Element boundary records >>
/---

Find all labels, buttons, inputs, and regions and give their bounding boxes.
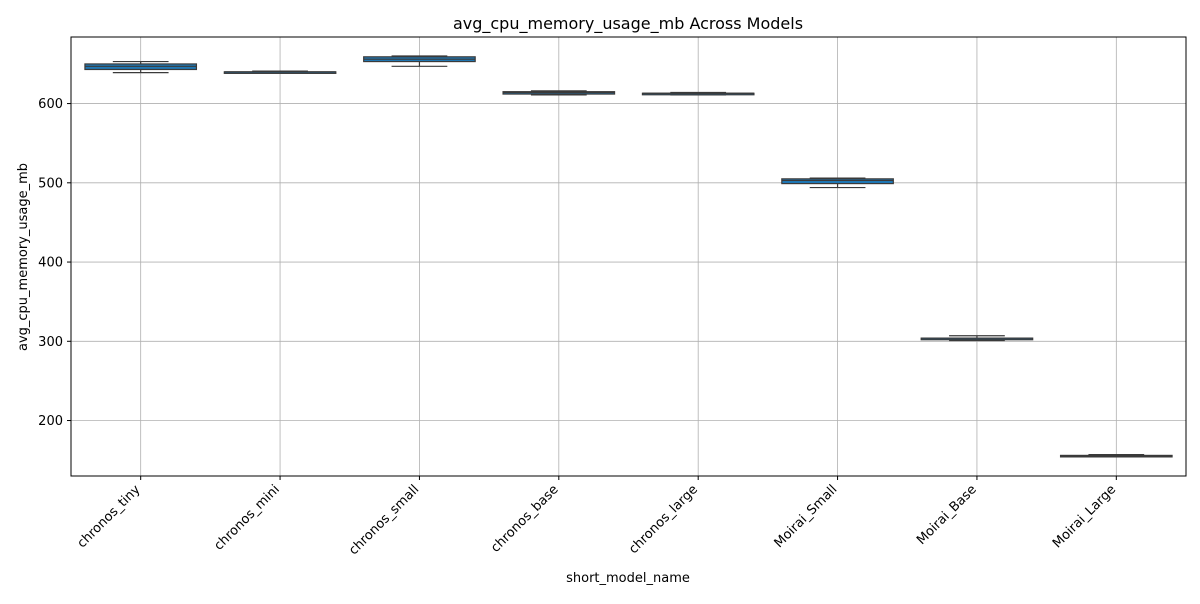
plot-area-frame	[70, 36, 1187, 477]
x-axis-label: short_model_name	[566, 571, 690, 586]
x-tick-label: chronos_small	[346, 482, 422, 558]
x-tick-label: chronos_base	[488, 482, 561, 555]
y-tick-label: 300	[38, 335, 63, 350]
box-Moirai_Base	[920, 335, 1034, 342]
x-tick-label: chronos_mini	[211, 482, 282, 553]
y-tick-label: 500	[38, 176, 63, 191]
grid-lines	[71, 37, 1186, 476]
x-tick-label: Moirai_Large	[1050, 482, 1119, 551]
x-tick-label: chronos_tiny	[75, 482, 144, 551]
box-chronos_small	[363, 55, 476, 67]
box-chronos_tiny	[84, 60, 198, 74]
box-Moirai_Large	[1059, 454, 1173, 458]
box-series	[84, 55, 1173, 458]
y-tick-label: 200	[38, 414, 63, 429]
chart-title: avg_cpu_memory_usage_mb Across Models	[453, 14, 803, 34]
box-chronos_base	[502, 90, 616, 96]
y-tick-label: 600	[38, 97, 63, 112]
box-chronos_mini	[223, 70, 337, 74]
y-axis-label: avg_cpu_memory_usage_mb	[16, 163, 31, 351]
y-tick-label: 400	[38, 256, 63, 271]
x-tick-label: chronos_large	[626, 482, 701, 557]
y-axis-ticks: 200 300 400 500 600	[38, 97, 71, 429]
box-body	[781, 178, 894, 185]
box-chronos_large	[641, 91, 755, 96]
box-Moirai_Small	[781, 177, 894, 189]
x-axis-ticks: chronos_tiny chronos_mini chronos_small chr…	[75, 476, 1119, 558]
x-tick-label: Moirai_Small	[772, 482, 841, 551]
x-tick-label: Moirai_Base	[914, 482, 980, 548]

\---

Copy out the lines from the records above, from the line holding "36, 1187, 477]" through the line holding "91, 755, 96]", with both of those lines included.

Completed task >>
plot-area-frame	[70, 36, 1187, 477]
x-axis-label: short_model_name	[566, 571, 690, 586]
x-tick-label: chronos_small	[346, 482, 422, 558]
x-tick-label: chronos_base	[488, 482, 561, 555]
y-tick-label: 300	[38, 335, 63, 350]
box-Moirai_Base	[920, 335, 1034, 342]
x-tick-label: chronos_mini	[211, 482, 282, 553]
y-tick-label: 500	[38, 176, 63, 191]
grid-lines	[71, 37, 1186, 476]
x-tick-label: Moirai_Large	[1050, 482, 1119, 551]
x-tick-label: chronos_tiny	[75, 482, 144, 551]
box-chronos_small	[363, 55, 476, 67]
box-chronos_tiny	[84, 60, 198, 74]
box-Moirai_Large	[1059, 454, 1173, 458]
box-series	[84, 55, 1173, 458]
y-tick-label: 200	[38, 414, 63, 429]
chart-title: avg_cpu_memory_usage_mb Across Models	[453, 14, 803, 34]
box-chronos_base	[502, 90, 616, 96]
y-tick-label: 600	[38, 97, 63, 112]
box-chronos_mini	[223, 70, 337, 74]
y-axis-label: avg_cpu_memory_usage_mb	[16, 163, 31, 351]
y-tick-label: 400	[38, 256, 63, 271]
x-tick-label: chronos_large	[626, 482, 701, 557]
y-axis-ticks: 200 300 400 500 600	[38, 97, 71, 429]
box-body	[781, 178, 894, 185]
box-chronos_large	[641, 91, 755, 96]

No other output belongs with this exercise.